15/02/2026
Parfois, des clients arrivent au cabinet…
Ils s’allongent.
Le corps finit par se déposer. La respiration ralentit.
La séance se termine.
Et puis…
Ils se lèvent rapidement, attrapent leurs affaires, regardent l’heure, repartent presque au pas de course.
Avant, ça me faisait un petit pincement au cœur.
Et puis j’ai compris. Ce n’est pas un manque. C’est un rythme. Un rythme que leur travail impose.Des reprises, des freinées, des accélérations, des urgences, des agendas serrés.
Leur système nerveux vit comme ça toute la semaine :
accélérer, s’arrêter, repartir.
Alors parfois, même après un soin, le corps repart dans ce qu’il connaît le mieux : la vitesse.
Mais je sais une chose :
le soin, lui, continue. Il infuse plus t**d. Quand le moteur coupe enfin. Quand le silence revient
Et moi, j’apprends à respecter ces rythmes-là.
À ne pas vouloir retenir.
À faire confiance au travail invisible.
Peut-être que la vraie douceur ne se mesure pas au temps passé au cabinet… mais à la capacité, un jour, d’allonger un peu les freinées et d’adoucir les reprises.

(Entrées de données enregistrées)
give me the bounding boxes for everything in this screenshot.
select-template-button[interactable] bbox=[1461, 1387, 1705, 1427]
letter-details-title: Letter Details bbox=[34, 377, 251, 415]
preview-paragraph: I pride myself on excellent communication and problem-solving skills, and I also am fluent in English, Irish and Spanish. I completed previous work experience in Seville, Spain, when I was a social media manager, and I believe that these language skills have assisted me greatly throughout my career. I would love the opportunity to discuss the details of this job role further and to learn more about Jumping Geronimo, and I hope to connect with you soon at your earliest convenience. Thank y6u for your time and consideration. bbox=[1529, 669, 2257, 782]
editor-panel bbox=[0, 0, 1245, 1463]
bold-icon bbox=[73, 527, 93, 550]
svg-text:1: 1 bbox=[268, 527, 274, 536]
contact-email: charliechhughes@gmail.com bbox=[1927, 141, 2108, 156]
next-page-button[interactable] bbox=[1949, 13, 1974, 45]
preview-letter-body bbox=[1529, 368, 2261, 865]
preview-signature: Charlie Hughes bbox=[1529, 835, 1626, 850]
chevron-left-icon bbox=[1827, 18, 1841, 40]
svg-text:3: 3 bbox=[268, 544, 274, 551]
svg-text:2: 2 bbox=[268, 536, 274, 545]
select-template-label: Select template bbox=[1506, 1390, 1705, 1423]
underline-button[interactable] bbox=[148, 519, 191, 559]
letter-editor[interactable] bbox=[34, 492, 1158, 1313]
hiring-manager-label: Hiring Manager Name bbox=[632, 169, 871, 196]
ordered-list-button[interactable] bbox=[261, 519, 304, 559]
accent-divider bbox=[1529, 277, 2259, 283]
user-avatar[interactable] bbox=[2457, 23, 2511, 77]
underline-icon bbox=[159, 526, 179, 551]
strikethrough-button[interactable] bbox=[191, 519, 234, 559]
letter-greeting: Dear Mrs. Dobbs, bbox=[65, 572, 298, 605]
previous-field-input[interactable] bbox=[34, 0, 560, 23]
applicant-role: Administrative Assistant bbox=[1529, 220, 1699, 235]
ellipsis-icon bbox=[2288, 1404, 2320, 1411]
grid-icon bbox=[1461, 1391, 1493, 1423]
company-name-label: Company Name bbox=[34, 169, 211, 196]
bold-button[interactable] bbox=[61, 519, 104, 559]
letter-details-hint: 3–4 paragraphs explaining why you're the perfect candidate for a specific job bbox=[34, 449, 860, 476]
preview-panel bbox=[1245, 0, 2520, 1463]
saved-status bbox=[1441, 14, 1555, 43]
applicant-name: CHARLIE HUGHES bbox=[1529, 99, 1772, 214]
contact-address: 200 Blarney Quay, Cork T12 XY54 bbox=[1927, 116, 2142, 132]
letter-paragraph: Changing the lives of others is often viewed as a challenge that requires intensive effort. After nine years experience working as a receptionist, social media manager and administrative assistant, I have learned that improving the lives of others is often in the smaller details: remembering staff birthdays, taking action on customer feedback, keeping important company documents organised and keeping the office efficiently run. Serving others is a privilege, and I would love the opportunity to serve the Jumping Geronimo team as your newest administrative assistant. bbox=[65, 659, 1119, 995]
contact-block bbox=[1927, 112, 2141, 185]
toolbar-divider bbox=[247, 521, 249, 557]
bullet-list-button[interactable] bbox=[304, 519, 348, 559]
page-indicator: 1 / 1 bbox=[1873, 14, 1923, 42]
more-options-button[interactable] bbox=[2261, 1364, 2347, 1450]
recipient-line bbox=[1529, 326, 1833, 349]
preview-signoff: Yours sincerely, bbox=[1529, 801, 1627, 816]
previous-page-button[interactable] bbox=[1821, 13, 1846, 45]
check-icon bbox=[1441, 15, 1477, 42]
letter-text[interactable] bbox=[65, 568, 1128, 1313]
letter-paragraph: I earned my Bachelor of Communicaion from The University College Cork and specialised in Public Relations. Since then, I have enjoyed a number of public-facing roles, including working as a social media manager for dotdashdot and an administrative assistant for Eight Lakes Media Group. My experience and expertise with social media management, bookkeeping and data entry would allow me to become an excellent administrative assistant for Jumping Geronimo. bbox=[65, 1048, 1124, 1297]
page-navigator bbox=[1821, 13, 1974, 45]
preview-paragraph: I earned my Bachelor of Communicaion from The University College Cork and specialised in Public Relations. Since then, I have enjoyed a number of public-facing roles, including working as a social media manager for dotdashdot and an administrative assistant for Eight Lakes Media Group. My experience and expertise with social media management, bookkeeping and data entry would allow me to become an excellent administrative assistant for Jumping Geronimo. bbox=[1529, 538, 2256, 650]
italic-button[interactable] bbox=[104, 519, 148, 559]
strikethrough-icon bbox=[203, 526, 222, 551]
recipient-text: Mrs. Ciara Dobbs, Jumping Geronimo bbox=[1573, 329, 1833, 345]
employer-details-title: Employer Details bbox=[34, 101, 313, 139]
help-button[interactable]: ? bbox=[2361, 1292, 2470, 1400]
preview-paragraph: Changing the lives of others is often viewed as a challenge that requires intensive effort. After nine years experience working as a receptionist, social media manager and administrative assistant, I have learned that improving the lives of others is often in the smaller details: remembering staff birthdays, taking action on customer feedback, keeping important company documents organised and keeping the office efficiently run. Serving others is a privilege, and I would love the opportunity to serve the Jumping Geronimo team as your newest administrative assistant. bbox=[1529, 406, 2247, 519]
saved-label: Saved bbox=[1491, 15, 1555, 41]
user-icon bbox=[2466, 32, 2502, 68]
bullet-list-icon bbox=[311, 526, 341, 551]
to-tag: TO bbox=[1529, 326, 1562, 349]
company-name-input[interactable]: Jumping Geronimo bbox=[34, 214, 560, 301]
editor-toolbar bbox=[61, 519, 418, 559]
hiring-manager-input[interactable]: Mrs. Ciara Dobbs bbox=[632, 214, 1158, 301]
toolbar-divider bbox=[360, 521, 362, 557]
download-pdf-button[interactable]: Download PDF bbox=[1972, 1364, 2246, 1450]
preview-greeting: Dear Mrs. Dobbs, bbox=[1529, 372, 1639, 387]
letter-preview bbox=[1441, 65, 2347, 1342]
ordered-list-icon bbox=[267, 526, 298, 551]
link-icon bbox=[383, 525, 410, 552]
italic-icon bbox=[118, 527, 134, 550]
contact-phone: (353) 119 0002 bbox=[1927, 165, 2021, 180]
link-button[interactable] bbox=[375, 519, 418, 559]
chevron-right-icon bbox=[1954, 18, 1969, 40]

TÂCHE À RÉALISER:
Retranscrivez intégralement et sans modification le texte sur le rythme des clients après une séance au cabinet.

RÉPONSE ATTENDUE:
15/02/2026
Parfois, des clients arrivent au cabinet…
Ils s’allongent.
Le corps finit par se déposer. La respiration ralentit.
La séance se termine.
Et puis…
Ils se lèvent rapidement, attrapent leurs affaires, regardent l’heure, repartent presque au pas de course.
Avant, ça me faisait un petit pincement au cœur.
Et puis j’ai compris. Ce n’est pas un manque. C’est un rythme. Un rythme que leur travail impose.Des reprises, des freinées, des accélérations, des urgences, des agendas serrés.
Leur système nerveux vit comme ça toute la semaine :
accélérer, s’arrêter, repartir.
Alors parfois, même après un soin, le corps repart dans ce qu’il connaît le mieux : la vitesse.
Mais je sais une chose :
le soin, lui, continue. Il infuse plus t**d. Quand le moteur coupe enfin. Quand le silence revient
Et moi, j’apprends à respecter ces rythmes-là.
À ne pas vouloir retenir.
À faire confiance au travail invisible.
Peut-être que la vraie douceur ne se mesure pas au temps passé au cabinet… mais à la capacité, un jour, d’allonger un peu les freinées et d’adoucir les reprises.